### [TO BE DONE]
Every line of the material below must be repeated exactly.

### [Data entries]
-- Begin --

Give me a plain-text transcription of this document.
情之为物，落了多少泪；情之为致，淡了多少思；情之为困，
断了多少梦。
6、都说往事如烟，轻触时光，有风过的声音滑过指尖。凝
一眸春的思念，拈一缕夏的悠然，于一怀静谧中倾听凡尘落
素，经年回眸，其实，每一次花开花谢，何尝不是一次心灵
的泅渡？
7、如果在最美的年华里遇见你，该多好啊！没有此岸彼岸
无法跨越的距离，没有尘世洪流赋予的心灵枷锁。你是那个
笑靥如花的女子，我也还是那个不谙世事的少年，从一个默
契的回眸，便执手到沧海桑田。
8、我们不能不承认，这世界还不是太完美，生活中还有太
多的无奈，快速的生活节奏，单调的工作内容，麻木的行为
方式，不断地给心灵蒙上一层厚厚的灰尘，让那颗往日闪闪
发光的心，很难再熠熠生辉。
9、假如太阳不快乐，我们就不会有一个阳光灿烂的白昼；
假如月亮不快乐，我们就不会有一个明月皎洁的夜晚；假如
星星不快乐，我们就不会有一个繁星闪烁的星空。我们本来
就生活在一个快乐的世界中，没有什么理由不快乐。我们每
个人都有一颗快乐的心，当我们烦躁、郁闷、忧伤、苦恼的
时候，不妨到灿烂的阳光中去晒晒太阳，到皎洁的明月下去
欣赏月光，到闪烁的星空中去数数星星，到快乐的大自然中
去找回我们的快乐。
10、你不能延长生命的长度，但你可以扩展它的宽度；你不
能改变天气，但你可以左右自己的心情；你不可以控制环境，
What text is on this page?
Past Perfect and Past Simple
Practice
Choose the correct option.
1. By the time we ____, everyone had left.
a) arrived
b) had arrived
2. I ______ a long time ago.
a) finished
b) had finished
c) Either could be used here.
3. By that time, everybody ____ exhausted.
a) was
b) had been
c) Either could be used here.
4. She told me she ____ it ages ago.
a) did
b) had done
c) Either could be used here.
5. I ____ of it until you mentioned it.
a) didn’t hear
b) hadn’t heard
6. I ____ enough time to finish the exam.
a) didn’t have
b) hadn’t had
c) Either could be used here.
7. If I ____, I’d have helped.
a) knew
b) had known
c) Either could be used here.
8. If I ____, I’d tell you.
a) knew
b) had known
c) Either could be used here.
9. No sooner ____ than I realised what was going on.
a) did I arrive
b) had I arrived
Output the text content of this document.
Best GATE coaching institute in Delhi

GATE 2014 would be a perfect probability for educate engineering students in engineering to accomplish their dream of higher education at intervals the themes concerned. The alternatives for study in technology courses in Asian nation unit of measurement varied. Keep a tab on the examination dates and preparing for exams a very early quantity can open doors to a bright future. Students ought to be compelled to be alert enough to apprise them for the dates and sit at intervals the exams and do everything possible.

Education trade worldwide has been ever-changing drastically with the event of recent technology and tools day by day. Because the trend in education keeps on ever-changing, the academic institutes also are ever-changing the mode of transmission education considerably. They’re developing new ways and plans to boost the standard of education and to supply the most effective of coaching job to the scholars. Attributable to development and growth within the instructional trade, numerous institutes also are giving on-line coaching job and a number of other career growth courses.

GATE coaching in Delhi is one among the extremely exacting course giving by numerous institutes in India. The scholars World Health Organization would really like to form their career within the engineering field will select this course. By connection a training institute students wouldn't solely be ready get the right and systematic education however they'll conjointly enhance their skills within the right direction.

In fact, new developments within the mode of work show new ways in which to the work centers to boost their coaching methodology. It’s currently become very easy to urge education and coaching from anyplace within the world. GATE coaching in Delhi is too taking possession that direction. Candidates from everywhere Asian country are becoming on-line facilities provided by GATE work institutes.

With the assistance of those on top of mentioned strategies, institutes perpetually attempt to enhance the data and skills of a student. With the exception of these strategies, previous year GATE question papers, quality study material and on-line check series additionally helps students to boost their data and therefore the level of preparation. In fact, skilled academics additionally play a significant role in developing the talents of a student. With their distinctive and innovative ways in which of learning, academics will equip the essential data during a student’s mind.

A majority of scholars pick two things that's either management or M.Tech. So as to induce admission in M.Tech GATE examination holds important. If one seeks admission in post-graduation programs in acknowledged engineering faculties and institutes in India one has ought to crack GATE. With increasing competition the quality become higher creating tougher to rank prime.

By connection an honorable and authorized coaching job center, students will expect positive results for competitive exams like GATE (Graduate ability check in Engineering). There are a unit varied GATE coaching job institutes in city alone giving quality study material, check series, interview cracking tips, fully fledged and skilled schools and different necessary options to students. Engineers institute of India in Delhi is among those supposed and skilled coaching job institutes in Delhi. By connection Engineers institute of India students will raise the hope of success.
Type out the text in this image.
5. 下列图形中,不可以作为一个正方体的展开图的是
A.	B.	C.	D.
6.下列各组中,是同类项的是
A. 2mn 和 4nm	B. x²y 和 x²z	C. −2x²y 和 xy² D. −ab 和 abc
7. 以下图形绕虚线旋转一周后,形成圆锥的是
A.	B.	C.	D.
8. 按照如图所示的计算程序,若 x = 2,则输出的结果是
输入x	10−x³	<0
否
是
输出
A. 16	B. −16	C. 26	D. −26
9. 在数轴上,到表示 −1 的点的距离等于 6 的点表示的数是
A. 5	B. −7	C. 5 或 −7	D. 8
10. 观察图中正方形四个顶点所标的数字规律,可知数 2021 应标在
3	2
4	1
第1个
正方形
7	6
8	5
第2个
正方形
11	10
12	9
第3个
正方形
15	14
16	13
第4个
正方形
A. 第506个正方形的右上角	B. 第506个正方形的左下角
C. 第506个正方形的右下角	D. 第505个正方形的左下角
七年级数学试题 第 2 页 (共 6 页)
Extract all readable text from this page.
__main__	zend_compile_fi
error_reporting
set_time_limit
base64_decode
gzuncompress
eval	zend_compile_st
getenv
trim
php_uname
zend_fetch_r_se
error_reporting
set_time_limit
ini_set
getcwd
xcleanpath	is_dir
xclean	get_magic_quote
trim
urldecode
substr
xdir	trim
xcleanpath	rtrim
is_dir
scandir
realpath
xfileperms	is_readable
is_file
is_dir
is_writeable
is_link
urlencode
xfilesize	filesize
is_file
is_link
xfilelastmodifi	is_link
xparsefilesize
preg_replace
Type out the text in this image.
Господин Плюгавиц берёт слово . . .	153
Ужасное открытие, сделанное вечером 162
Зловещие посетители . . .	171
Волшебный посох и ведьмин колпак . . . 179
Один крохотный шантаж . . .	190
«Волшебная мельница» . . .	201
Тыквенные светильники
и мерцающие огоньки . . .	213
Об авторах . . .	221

-- End --

### [OUTPUT FOR THIS EXERCISE]
Give me a plain-text transcription of this document.
情之为物，落了多少泪；情之为致，淡了多少思；情之为困，
断了多少梦。
6、都说往事如烟，轻触时光，有风过的声音滑过指尖。凝
一眸春的思念，拈一缕夏的悠然，于一怀静谧中倾听凡尘落
素，经年回眸，其实，每一次花开花谢，何尝不是一次心灵
的泅渡？
7、如果在最美的年华里遇见你，该多好啊！没有此岸彼岸
无法跨越的距离，没有尘世洪流赋予的心灵枷锁。你是那个
笑靥如花的女子，我也还是那个不谙世事的少年，从一个默
契的回眸，便执手到沧海桑田。
8、我们不能不承认，这世界还不是太完美，生活中还有太
多的无奈，快速的生活节奏，单调的工作内容，麻木的行为
方式，不断地给心灵蒙上一层厚厚的灰尘，让那颗往日闪闪
发光的心，很难再熠熠生辉。
9、假如太阳不快乐，我们就不会有一个阳光灿烂的白昼；
假如月亮不快乐，我们就不会有一个明月皎洁的夜晚；假如
星星不快乐，我们就不会有一个繁星闪烁的星空。我们本来
就生活在一个快乐的世界中，没有什么理由不快乐。我们每
个人都有一颗快乐的心，当我们烦躁、郁闷、忧伤、苦恼的
时候，不妨到灿烂的阳光中去晒晒太阳，到皎洁的明月下去
欣赏月光，到闪烁的星空中去数数星星，到快乐的大自然中
去找回我们的快乐。
10、你不能延长生命的长度，但你可以扩展它的宽度；你不
能改变天气，但你可以左右自己的心情；你不可以控制环境，
What text is on this page?
Past Perfect and Past Simple
Practice
Choose the correct option.
1. By the time we ____, everyone had left.
a) arrived
b) had arrived
2. I ______ a long time ago.
a) finished
b) had finished
c) Either could be used here.
3. By that time, everybody ____ exhausted.
a) was
b) had been
c) Either could be used here.
4. She told me she ____ it ages ago.
a) did
b) had done
c) Either could be used here.
5. I ____ of it until you mentioned it.
a) didn’t hear
b) hadn’t heard
6. I ____ enough time to finish the exam.
a) didn’t have
b) hadn’t had
c) Either could be used here.
7. If I ____, I’d have helped.
a) knew
b) had known
c) Either could be used here.
8. If I ____, I’d tell you.
a) knew
b) had known
c) Either could be used here.
9. No sooner ____ than I realised what was going on.
a) did I arrive
b) had I arrived
Output the text content of this document.
Best GATE coaching institute in Delhi

GATE 2014 would be a perfect probability for educate engineering students in engineering to accomplish their dream of higher education at intervals the themes concerned. The alternatives for study in technology courses in Asian nation unit of measurement varied. Keep a tab on the examination dates and preparing for exams a very early quantity can open doors to a bright future. Students ought to be compelled to be alert enough to apprise them for the dates and sit at intervals the exams and do everything possible.

Education trade worldwide has been ever-changing drastically with the event of recent technology and tools day by day. Because the trend in education keeps on ever-changing, the academic institutes also are ever-changing the mode of transmission education considerably. They’re developing new ways and plans to boost the standard of education and to supply the most effective of coaching job to the scholars. Attributable to development and growth within the instructional trade, numerous institutes also are giving on-line coaching job and a number of other career growth courses.

GATE coaching in Delhi is one among the extremely exacting course giving by numerous institutes in India. The scholars World Health Organization would really like to form their career within the engineering field will select this course. By connection a training institute students wouldn't solely be ready get the right and systematic education however they'll conjointly enhance their skills within the right direction.

In fact, new developments within the mode of work show new ways in which to the work centers to boost their coaching methodology. It’s currently become very easy to urge education and coaching from anyplace within the world. GATE coaching in Delhi is too taking possession that direction. Candidates from everywhere Asian country are becoming on-line facilities provided by GATE work institutes.

With the assistance of those on top of mentioned strategies, institutes perpetually attempt to enhance the data and skills of a student. With the exception of these strategies, previous year GATE question papers, quality study material and on-line check series additionally helps students to boost their data and therefore the level of preparation. In fact, skilled academics additionally play a significant role in developing the talents of a student. With their distinctive and innovative ways in which of learning, academics will equip the essential data during a student’s mind.

A majority of scholars pick two things that's either management or M.Tech. So as to induce admission in M.Tech GATE examination holds important. If one seeks admission in post-graduation programs in acknowledged engineering faculties and institutes in India one has ought to crack GATE. With increasing competition the quality become higher creating tougher to rank prime.

By connection an honorable and authorized coaching job center, students will expect positive results for competitive exams like GATE (Graduate ability check in Engineering). There are a unit varied GATE coaching job institutes in city alone giving quality study material, check series, interview cracking tips, fully fledged and skilled schools and different necessary options to students. Engineers institute of India in Delhi is among those supposed and skilled coaching job institutes in Delhi. By connection Engineers institute of India students will raise the hope of success.
Type out the text in this image.
5. 下列图形中,不可以作为一个正方体的展开图的是
A.	B.	C.	D.
6.下列各组中,是同类项的是
A. 2mn 和 4nm	B. x²y 和 x²z	C. −2x²y 和 xy² D. −ab 和 abc
7. 以下图形绕虚线旋转一周后,形成圆锥的是
A.	B.	C.	D.
8. 按照如图所示的计算程序,若 x = 2,则输出的结果是
输入x	10−x³	<0
否
是
输出
A. 16	B. −16	C. 26	D. −26
9. 在数轴上,到表示 −1 的点的距离等于 6 的点表示的数是
A. 5	B. −7	C. 5 或 −7	D. 8
10. 观察图中正方形四个顶点所标的数字规律,可知数 2021 应标在
3	2
4	1
第1个
正方形
7	6
8	5
第2个
正方形
11	10
12	9
第3个
正方形
15	14
16	13
第4个
正方形
A. 第506个正方形的右上角	B. 第506个正方形的左下角
C. 第506个正方形的右下角	D. 第505个正方形的左下角
七年级数学试题 第 2 页 (共 6 页)
Extract all readable text from this page.
__main__	zend_compile_fi
error_reporting
set_time_limit
base64_decode
gzuncompress
eval	zend_compile_st
getenv
trim
php_uname
zend_fetch_r_se
error_reporting
set_time_limit
ini_set
getcwd
xcleanpath	is_dir
xclean	get_magic_quote
trim
urldecode
substr
xdir	trim
xcleanpath	rtrim
is_dir
scandir
realpath
xfileperms	is_readable
is_file
is_dir
is_writeable
is_link
urlencode
xfilesize	filesize
is_file
is_link
xfilelastmodifi	is_link
xparsefilesize
preg_replace
Type out the text in this image.
Господин Плюгавиц берёт слово . . .	153
Ужасное открытие, сделанное вечером 162
Зловещие посетители . . .	171
Волшебный посох и ведьмин колпак . . . 179
Один крохотный шантаж . . .	190
«Волшебная мельница» . . .	201
Тыквенные светильники
и мерцающие огоньки . . .	213
Об авторах . . .	221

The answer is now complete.